Brief: Lines that contain the string "circle" are to be copied; leave out all others.

Dataset rows:
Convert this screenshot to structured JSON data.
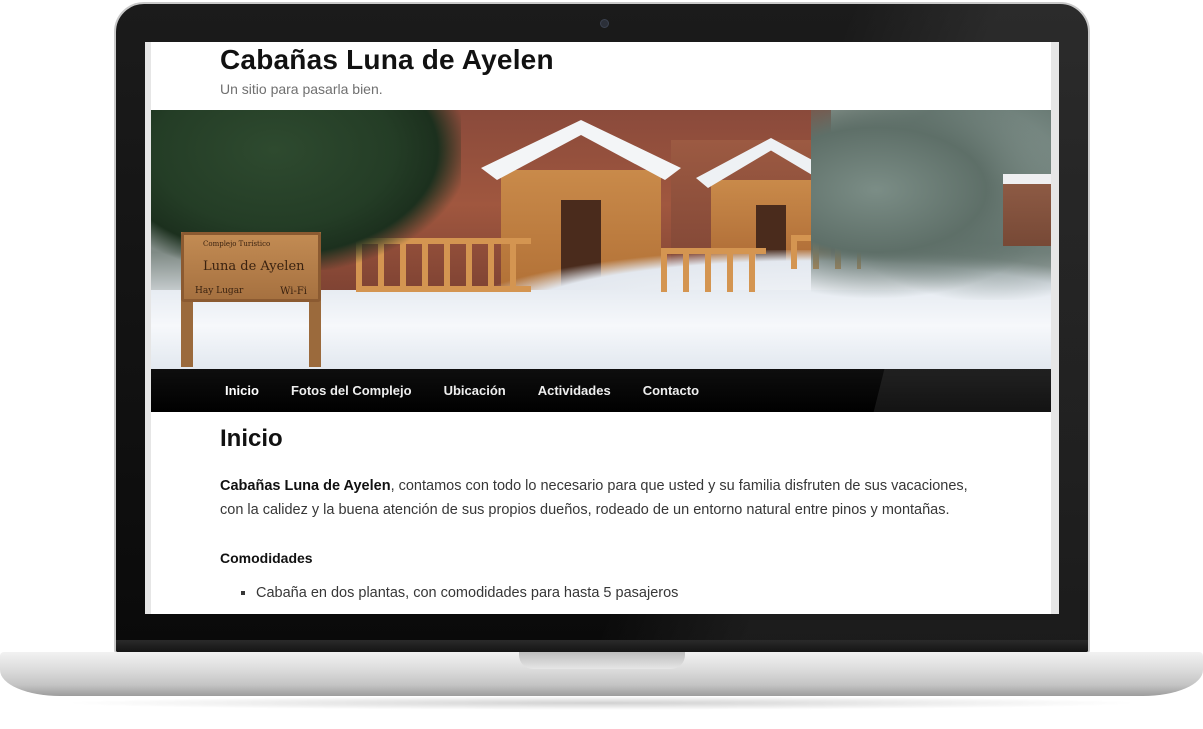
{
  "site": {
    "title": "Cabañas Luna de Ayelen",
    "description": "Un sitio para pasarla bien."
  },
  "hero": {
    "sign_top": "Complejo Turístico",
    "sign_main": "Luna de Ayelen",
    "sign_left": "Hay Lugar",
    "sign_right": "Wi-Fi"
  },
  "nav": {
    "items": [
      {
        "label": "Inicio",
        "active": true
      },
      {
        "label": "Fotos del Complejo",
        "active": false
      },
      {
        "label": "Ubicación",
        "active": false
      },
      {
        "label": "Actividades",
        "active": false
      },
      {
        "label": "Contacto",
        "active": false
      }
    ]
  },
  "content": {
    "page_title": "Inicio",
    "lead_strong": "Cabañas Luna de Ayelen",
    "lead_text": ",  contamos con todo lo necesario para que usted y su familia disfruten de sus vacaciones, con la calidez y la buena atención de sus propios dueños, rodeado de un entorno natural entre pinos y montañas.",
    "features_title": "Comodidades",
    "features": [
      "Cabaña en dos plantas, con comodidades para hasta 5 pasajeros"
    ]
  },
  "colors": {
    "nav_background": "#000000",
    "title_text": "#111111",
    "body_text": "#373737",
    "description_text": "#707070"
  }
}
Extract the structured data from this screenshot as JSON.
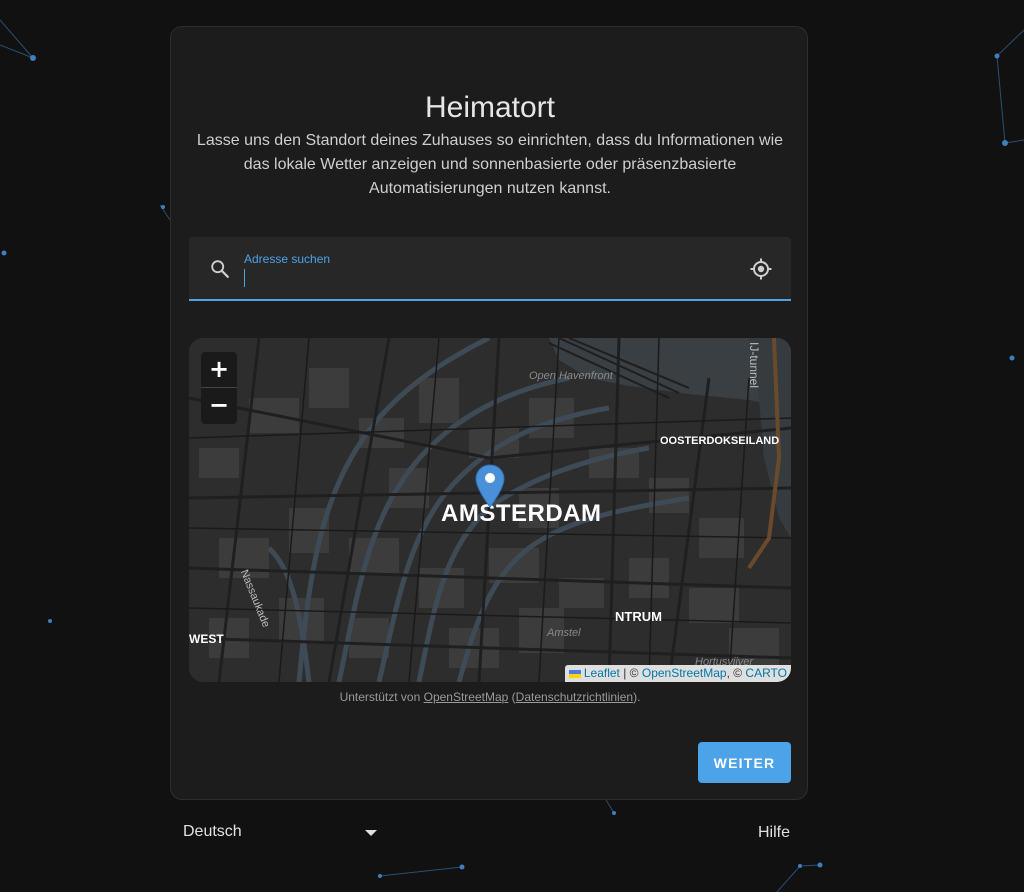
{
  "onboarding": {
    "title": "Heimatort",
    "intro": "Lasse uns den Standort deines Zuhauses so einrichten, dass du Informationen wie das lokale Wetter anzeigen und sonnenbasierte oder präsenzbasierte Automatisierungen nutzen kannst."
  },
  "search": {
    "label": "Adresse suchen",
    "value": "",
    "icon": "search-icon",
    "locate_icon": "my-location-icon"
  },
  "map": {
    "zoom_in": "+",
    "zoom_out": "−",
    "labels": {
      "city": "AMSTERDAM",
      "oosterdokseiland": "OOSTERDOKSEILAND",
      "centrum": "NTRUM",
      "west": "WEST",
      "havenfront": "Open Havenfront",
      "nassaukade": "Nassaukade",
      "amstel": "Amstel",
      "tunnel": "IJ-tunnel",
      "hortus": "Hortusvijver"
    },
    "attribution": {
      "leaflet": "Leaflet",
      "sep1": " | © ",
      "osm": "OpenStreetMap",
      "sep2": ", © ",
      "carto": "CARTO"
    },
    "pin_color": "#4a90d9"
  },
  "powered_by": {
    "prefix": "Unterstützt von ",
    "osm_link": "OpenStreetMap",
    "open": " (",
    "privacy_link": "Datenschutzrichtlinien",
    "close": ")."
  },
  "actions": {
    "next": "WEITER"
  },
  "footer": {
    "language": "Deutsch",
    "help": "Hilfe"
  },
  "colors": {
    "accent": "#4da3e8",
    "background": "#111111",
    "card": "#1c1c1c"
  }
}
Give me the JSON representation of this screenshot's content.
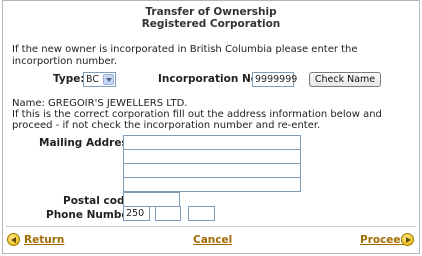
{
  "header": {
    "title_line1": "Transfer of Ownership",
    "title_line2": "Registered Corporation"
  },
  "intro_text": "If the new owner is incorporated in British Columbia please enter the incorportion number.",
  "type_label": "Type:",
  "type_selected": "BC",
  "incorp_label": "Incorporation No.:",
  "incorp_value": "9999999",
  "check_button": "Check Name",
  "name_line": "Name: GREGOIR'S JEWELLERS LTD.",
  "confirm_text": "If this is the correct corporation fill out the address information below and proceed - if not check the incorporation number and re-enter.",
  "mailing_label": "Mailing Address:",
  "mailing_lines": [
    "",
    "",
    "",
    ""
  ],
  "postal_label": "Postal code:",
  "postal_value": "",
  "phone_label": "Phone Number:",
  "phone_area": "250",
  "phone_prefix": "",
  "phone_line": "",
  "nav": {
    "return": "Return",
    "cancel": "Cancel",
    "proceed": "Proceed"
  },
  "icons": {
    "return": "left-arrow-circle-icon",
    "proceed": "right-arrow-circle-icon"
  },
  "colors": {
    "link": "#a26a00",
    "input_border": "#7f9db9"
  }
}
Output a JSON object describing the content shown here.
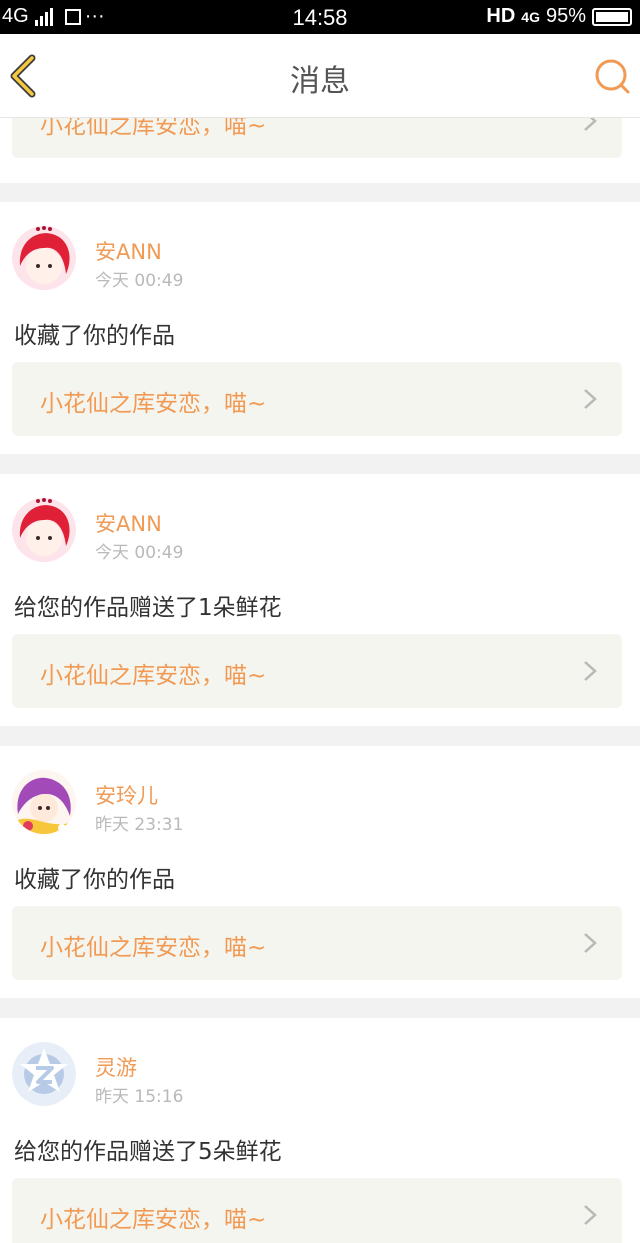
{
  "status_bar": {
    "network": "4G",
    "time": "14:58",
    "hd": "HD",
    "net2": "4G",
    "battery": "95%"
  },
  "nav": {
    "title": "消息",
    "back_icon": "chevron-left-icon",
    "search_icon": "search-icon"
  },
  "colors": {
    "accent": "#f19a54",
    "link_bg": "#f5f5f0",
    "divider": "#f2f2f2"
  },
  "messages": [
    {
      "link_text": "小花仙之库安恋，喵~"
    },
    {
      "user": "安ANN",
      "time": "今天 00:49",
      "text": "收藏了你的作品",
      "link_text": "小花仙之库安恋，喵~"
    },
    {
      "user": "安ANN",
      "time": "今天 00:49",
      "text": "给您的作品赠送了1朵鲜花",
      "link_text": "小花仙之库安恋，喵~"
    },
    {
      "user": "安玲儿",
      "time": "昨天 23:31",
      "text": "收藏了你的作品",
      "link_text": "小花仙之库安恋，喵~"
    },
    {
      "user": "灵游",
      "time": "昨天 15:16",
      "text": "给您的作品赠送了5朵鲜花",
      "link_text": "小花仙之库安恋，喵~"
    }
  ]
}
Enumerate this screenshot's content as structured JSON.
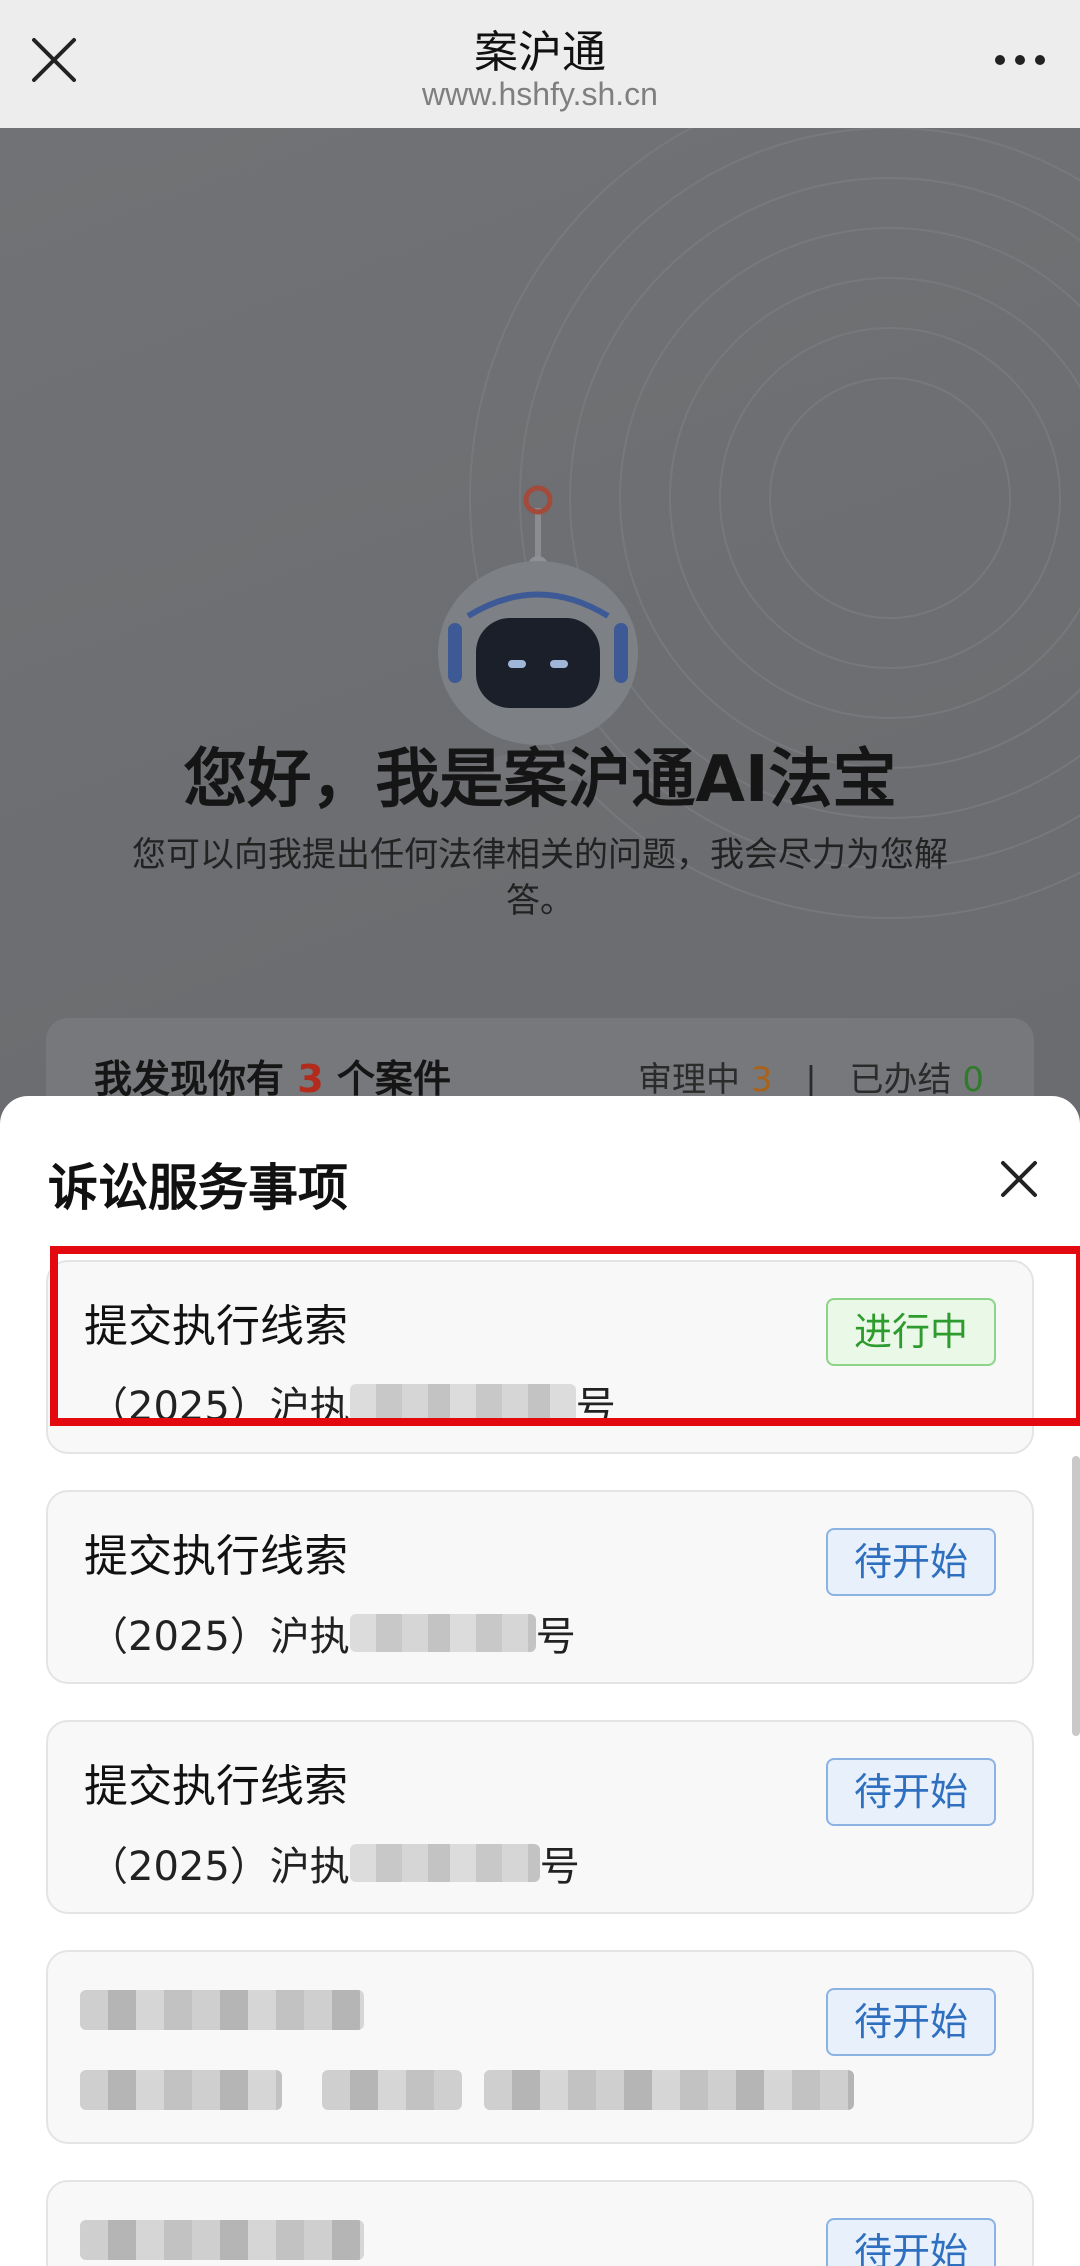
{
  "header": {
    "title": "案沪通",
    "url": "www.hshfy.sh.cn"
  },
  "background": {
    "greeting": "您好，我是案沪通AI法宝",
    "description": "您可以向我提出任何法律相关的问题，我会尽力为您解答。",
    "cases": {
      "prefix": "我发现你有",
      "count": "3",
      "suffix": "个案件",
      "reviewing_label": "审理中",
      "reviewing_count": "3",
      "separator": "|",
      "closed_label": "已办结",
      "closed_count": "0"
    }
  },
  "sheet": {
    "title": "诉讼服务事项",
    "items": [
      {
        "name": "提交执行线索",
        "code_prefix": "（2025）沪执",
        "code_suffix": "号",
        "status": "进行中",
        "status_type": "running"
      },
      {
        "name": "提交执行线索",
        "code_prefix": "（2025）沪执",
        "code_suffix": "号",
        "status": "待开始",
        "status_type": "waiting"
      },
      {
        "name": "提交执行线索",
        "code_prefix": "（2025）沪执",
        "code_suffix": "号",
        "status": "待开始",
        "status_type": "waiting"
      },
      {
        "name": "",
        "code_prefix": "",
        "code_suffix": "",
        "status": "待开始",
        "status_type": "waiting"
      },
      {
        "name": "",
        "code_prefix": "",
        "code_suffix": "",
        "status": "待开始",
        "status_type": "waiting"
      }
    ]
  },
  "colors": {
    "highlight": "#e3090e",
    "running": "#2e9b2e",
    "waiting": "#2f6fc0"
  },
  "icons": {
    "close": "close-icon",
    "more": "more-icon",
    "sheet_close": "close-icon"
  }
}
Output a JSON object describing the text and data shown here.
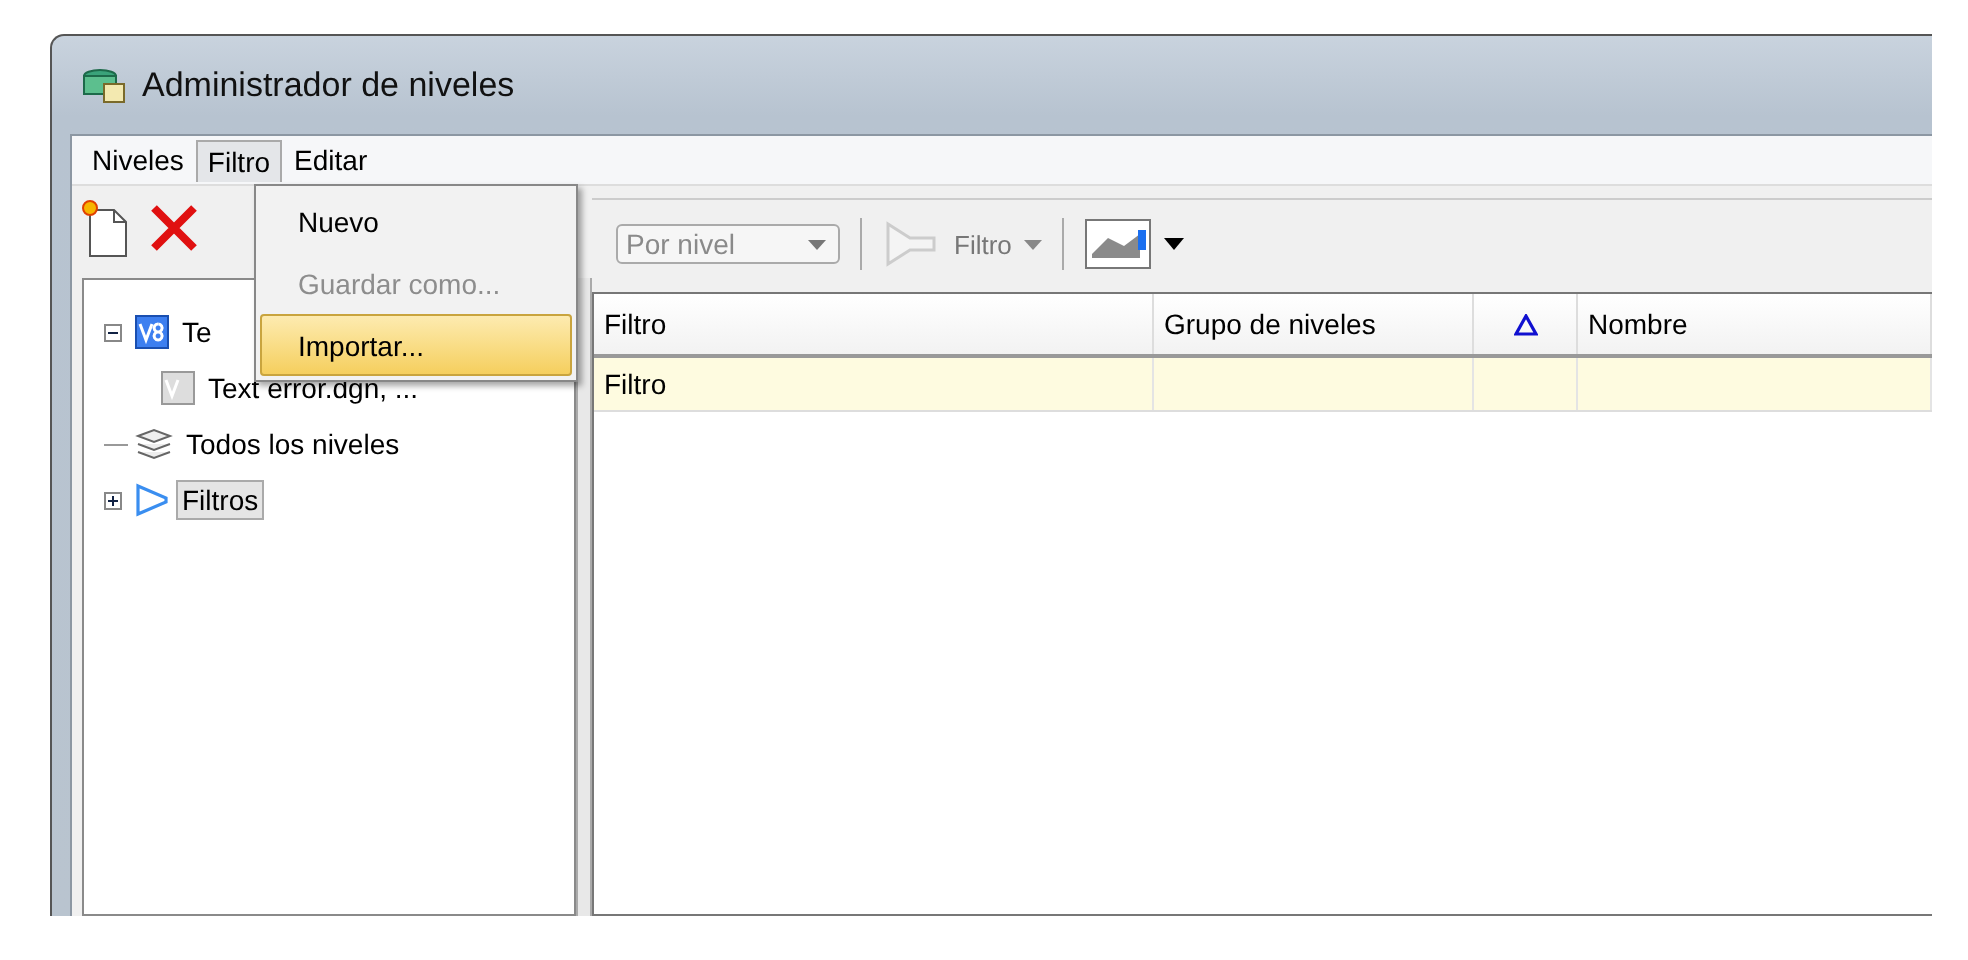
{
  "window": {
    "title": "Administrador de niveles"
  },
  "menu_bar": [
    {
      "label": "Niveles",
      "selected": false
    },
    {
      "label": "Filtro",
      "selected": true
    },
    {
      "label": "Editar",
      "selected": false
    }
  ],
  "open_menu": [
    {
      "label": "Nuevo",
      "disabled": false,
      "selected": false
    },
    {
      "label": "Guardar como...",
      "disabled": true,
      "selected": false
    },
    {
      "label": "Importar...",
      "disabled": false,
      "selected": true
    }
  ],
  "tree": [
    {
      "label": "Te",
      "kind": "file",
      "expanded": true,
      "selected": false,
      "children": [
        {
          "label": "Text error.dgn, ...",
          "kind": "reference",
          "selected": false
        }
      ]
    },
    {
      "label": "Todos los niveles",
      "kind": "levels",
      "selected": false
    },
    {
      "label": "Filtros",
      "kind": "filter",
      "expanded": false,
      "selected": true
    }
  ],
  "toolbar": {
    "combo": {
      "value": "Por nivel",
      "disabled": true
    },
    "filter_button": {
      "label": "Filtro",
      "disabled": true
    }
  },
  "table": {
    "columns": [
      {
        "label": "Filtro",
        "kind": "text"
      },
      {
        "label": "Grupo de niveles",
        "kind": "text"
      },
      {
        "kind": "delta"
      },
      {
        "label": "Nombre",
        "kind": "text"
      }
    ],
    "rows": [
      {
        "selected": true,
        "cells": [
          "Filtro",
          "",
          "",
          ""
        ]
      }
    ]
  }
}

Solved problem:
    "return": "left-arrow-circle-icon",
    "proceed": "right-arrow-circle-icon"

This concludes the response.